▶ **TUGAS YANG DIKERJAKAN**
Tolong salin kata demi kata bagian teks tentang ritual suku Mbojo dari "3. Ritual Masyarakat" sampai "kebudayaan setempat.".

▶ **TEKS YANG DIBERIKAN**

3. Ritual Masyarakat Suku Mbojo
a. Rimpu
Rimpu merupakan tradisi berbusana untuk kaum perempuan suku Bima dengan
menggunakan sarung tenun khas Bima yaitu “Tembe Nggoli”. Cara pemakaiannya
membutuhkan dua lembar kain, yaitu satu lembar kain pertama yang dililitkan ke
kepala dan menyisakan bagian terbuka untuk wajah, lalu sisa kain dijulurkan hingga
ke perut menutupi lengan dan telapak tangan. Kemudian untuk kain kedua
dikenakan dengan cara melipatkan kain di pinggang hingga ke bawah seperti
penggunaan kain sarung pada umumnya. Konon, tradisi berbusana ini sudah ada
sejak jaman Kesultanan Bima. Meskipun tradisi berbusana rimpu ini sudah mulai
jarang digunakan oleh generasi muda suku Bima sekarang, namun kini mulai sering
diperkenalkan kembali pada acara-acara kebudayaan yang diadakan oleh dinas
kebudayaan setempat.
b. Peta Kapanca
Salah satu tradisi yang masih berjalan saat ini ditengah masyarakat suku Bima
adalah Peta Kapanca. Peta Kapanca adalah ritual khusus bagi calon pengantin
wanita suku Bima sebelum menikah. Ritual Peta Kapanca dilakukan satu hari
sebelum prosesi akad atau pesta pernikahan. Pada ritual ini, kapanca atau daun
pacar yang sudah dihaluskan akan ditempelkan di kedua telapak tangan calon
pengantin wanita secara bergilir oleh ibu-ibu pemuka adat, tokoh masyarakat dan
tokoh agama. Makna filosifis dari tradisi Peta Kapanca ini yaitu, daun pacar yang
dilumatkan dan ditempelkan pada kedua telapak tangan sang calon pengantin
wanita sebagai simbol bahwa sebentar lagi calon pengantin wanita tersebut akan
menjadi seorang istri dari calon pengantin pria yang sudah meminangnya. Hingga
kini, tradisi ini masih terus dipertahankan oleh masyarakat suku Bima.

▶ **DATA TERCATAT**
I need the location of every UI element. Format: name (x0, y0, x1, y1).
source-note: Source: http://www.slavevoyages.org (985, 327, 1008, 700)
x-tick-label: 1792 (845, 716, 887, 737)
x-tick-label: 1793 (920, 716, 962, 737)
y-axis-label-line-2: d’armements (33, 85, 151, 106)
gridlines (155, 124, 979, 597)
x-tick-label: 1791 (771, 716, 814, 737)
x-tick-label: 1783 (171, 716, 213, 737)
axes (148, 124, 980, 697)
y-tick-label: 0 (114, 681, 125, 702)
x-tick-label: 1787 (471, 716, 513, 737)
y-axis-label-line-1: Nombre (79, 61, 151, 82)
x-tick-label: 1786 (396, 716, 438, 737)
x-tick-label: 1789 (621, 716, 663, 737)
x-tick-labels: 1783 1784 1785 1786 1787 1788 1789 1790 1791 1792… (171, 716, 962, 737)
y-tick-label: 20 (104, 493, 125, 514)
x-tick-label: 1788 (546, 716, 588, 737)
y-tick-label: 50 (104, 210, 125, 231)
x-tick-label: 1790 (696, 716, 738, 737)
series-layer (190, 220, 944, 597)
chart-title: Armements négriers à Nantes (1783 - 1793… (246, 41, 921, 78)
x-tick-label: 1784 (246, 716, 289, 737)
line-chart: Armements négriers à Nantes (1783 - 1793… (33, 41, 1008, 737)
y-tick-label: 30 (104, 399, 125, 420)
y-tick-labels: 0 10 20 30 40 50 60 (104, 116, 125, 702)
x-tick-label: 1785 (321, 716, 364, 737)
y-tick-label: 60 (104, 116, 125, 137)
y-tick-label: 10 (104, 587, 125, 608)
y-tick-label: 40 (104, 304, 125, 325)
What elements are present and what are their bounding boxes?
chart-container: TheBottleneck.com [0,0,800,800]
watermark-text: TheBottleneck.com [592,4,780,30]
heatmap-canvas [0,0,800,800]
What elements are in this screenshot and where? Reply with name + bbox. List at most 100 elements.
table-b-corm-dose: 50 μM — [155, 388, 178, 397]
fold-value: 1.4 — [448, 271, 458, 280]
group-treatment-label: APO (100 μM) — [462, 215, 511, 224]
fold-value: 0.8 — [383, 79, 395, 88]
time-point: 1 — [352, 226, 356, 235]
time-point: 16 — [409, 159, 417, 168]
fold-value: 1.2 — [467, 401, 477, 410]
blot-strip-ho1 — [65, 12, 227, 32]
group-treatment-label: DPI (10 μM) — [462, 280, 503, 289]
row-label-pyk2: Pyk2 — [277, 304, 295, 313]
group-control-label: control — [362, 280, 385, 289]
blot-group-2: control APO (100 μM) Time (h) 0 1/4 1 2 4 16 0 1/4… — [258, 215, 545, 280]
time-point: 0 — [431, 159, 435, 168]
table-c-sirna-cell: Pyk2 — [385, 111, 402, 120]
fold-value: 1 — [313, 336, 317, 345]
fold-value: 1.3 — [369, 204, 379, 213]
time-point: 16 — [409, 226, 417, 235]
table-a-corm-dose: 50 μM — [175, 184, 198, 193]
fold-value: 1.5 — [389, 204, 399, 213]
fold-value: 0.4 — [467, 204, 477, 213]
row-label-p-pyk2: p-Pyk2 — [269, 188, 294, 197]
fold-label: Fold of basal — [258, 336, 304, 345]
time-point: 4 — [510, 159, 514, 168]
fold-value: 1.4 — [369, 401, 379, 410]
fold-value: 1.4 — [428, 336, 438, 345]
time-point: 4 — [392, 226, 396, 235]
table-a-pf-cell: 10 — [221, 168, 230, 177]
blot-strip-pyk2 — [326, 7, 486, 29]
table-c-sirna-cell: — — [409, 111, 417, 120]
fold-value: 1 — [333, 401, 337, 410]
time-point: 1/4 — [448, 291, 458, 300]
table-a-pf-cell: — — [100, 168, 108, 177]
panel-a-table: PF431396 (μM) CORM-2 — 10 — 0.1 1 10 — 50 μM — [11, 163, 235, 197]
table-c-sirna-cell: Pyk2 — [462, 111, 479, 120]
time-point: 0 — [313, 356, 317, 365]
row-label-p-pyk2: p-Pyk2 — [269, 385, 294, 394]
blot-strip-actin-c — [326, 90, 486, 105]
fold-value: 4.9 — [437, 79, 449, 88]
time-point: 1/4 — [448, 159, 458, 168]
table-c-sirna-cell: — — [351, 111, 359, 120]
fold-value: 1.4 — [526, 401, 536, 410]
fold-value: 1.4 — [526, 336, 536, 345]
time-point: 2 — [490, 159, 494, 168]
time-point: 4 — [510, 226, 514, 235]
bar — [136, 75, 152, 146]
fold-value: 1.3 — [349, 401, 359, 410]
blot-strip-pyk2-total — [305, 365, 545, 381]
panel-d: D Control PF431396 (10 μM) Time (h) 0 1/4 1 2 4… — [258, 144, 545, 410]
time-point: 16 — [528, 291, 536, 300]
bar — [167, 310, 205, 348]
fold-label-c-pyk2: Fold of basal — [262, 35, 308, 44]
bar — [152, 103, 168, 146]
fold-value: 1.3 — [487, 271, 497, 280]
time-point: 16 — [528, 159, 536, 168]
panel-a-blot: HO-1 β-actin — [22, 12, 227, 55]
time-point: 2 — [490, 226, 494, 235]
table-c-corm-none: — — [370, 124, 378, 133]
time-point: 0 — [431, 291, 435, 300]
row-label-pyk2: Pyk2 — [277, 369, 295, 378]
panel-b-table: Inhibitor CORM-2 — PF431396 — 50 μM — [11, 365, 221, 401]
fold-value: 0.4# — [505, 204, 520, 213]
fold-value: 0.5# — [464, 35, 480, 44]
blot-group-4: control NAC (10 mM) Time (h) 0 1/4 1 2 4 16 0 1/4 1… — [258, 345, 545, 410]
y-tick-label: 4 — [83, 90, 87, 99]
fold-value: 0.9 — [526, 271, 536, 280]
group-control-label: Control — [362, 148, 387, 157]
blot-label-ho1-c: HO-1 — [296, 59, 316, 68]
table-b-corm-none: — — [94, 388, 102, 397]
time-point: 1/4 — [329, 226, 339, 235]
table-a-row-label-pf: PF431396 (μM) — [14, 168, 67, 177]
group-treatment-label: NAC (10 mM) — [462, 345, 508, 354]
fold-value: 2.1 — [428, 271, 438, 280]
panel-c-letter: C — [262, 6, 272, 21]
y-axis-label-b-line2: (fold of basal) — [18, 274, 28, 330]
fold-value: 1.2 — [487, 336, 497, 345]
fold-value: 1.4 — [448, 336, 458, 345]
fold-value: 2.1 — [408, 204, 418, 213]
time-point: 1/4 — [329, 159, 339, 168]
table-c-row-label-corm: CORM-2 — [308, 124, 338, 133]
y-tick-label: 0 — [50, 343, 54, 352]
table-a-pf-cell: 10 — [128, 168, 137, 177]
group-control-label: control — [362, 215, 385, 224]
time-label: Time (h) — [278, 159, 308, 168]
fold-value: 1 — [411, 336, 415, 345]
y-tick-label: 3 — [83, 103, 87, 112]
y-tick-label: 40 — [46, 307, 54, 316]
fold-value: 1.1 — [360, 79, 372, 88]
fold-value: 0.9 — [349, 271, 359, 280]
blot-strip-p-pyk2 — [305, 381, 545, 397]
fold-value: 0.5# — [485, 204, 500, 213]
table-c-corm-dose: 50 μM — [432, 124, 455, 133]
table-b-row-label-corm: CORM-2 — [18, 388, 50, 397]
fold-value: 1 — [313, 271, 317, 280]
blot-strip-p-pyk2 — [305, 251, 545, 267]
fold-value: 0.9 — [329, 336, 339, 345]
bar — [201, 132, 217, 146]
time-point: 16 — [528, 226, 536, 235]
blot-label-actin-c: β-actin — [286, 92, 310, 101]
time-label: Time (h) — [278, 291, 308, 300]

▶ **JAWABAN TUGAS**
3. Ritual Masyarakat Suku Mbojo
a. Rimpu
Rimpu merupakan tradisi berbusana untuk kaum perempuan suku Bima dengan
menggunakan sarung tenun khas Bima yaitu “Tembe Nggoli”. Cara pemakaiannya
membutuhkan dua lembar kain, yaitu satu lembar kain pertama yang dililitkan ke
kepala dan menyisakan bagian terbuka untuk wajah, lalu sisa kain dijulurkan hingga
ke perut menutupi lengan dan telapak tangan. Kemudian untuk kain kedua
dikenakan dengan cara melipatkan kain di pinggang hingga ke bawah seperti
penggunaan kain sarung pada umumnya. Konon, tradisi berbusana ini sudah ada
sejak jaman Kesultanan Bima. Meskipun tradisi berbusana rimpu ini sudah mulai
jarang digunakan oleh generasi muda suku Bima sekarang, namun kini mulai sering
diperkenalkan kembali pada acara-acara kebudayaan yang diadakan oleh dinas
kebudayaan setempat.